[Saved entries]

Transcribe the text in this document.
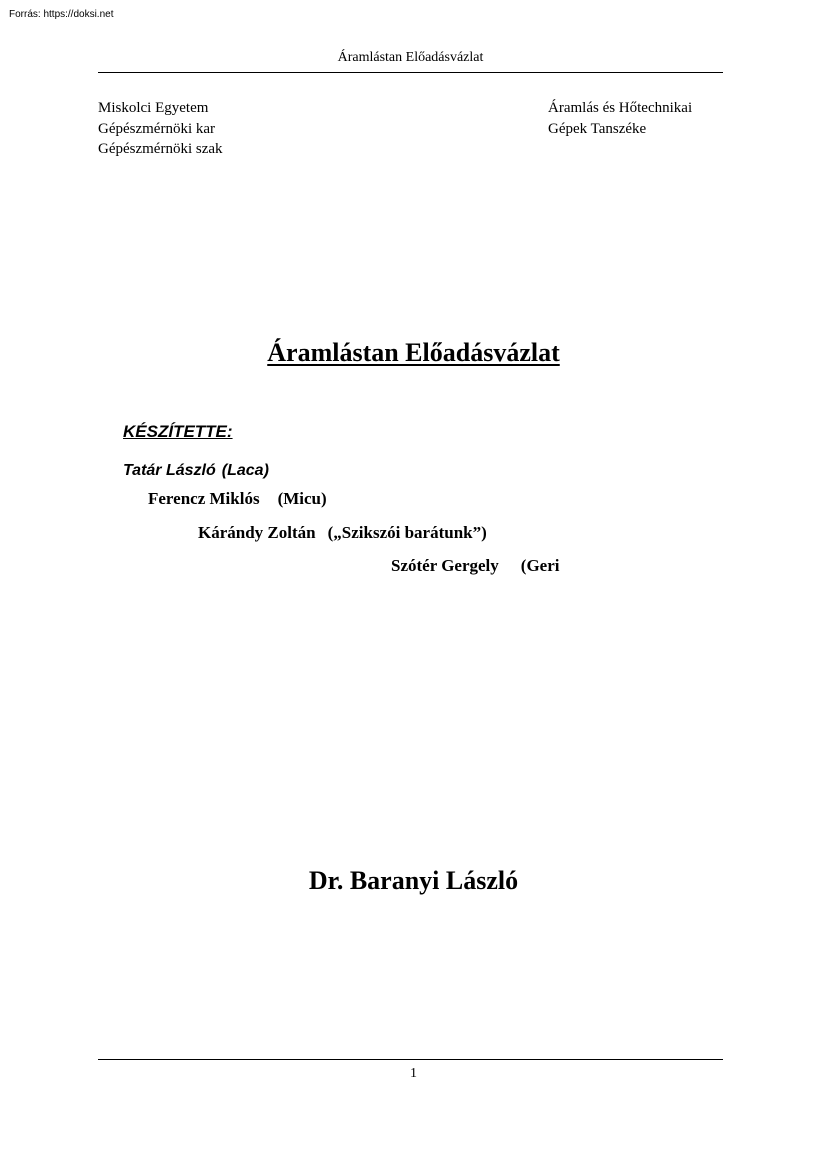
Forrás: https://doksi.net
Áramlástan Előadásvázlat
Miskolci Egyetem
Gépészmérnöki kar
Gépészmérnöki szak
Áramlás és Hőtechnikai
Gépek Tanszéke
Áramlástan Előadásvázlat
KÉSZÍTETTE:
Tatár László (Laca)
Ferencz Miklós (Micu)
Kárándy Zoltán („Szikszói barátunk”)
Szótér Gergely (Geri
Dr. Baranyi László
1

• _Task requirements_
Check every line of the listing for the string "László" and report how many lines have it, as a number alone.

• _Solution_
2